Dataset excerpt
◆ ◆ ◆

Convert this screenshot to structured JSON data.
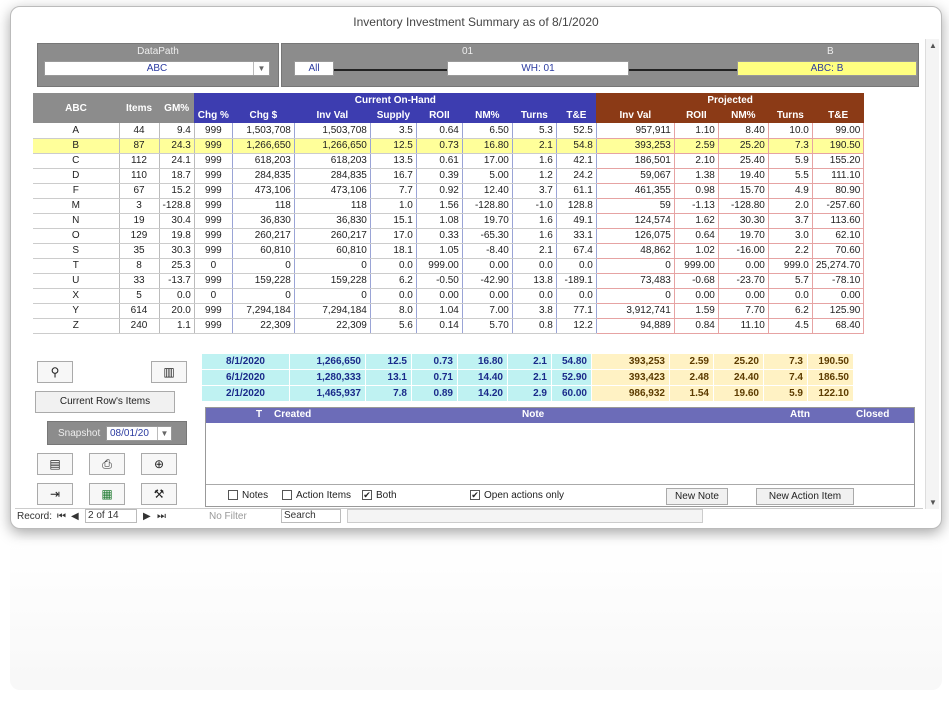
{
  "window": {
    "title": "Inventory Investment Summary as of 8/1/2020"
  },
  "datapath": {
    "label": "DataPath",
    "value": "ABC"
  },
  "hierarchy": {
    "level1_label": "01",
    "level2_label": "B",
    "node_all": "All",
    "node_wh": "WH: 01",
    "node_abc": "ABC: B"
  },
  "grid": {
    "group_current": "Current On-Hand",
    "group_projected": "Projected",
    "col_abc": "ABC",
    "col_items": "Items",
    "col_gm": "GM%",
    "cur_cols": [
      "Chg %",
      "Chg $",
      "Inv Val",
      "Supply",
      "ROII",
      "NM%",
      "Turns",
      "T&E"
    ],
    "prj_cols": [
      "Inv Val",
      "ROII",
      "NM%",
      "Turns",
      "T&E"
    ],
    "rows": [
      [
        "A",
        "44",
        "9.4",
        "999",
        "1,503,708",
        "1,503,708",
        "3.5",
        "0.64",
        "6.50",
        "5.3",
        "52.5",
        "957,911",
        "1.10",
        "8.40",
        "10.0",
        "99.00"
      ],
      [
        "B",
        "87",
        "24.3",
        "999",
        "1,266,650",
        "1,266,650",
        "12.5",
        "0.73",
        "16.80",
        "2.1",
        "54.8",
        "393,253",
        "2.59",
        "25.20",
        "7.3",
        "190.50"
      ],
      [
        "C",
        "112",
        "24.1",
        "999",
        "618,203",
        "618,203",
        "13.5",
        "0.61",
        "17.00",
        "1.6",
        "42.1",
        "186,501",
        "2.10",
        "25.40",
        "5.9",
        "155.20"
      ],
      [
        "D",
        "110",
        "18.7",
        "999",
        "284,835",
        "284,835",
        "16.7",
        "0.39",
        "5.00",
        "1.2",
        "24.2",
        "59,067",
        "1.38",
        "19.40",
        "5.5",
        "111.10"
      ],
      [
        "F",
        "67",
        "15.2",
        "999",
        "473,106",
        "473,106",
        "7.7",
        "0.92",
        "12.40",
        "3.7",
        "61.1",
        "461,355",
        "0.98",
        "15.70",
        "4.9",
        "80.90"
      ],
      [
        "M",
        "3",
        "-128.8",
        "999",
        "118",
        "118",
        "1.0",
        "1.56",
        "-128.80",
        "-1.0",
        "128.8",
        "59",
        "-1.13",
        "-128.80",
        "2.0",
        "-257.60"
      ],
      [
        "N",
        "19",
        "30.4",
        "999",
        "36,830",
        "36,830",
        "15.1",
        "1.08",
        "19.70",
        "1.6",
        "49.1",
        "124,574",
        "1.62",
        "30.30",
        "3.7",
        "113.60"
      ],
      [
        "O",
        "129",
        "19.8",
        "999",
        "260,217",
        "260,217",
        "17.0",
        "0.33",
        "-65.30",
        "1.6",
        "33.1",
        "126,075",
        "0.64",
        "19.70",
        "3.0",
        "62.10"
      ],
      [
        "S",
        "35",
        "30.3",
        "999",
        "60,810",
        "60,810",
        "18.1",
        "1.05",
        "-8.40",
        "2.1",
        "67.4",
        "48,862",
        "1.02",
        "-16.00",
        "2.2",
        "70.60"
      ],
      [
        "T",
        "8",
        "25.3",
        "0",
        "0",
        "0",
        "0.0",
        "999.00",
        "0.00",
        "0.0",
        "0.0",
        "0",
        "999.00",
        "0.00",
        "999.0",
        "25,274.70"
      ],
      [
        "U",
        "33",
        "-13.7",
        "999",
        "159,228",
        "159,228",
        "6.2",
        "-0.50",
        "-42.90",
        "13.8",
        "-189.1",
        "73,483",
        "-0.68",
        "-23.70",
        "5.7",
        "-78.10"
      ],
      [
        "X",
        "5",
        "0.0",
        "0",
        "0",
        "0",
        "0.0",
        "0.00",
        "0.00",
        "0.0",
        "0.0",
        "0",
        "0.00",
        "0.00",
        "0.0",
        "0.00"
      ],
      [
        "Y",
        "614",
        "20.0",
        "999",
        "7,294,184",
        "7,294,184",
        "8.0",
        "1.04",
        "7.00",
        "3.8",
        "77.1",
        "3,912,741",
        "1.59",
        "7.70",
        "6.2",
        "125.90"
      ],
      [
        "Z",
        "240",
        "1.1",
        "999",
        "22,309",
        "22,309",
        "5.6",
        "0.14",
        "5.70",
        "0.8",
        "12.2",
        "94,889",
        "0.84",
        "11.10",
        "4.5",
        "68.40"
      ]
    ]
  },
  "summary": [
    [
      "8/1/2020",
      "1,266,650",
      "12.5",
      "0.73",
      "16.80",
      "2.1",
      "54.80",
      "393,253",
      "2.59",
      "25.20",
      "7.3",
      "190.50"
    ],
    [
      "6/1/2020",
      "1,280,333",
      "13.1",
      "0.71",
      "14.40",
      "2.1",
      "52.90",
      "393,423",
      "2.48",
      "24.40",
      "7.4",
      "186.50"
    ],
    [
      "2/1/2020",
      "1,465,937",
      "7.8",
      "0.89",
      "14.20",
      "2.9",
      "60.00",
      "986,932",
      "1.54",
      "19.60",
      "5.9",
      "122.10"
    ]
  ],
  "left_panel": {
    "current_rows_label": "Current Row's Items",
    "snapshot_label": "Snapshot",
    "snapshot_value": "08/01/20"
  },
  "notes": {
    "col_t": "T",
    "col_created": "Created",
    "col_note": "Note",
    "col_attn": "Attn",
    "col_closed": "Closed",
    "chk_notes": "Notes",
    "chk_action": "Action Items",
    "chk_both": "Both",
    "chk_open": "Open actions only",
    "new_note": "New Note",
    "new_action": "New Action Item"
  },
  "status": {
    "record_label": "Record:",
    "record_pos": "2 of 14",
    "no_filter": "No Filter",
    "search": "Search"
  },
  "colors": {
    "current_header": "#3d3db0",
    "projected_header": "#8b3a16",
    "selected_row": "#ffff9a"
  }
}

◆ ◆ ◆

Stated task: Where a line in the material contains "Items", copy that line.

Response to the task:
    "col_items": "Items",
    "current_rows_label": "Current Row's Items",
    "chk_action": "Action Items",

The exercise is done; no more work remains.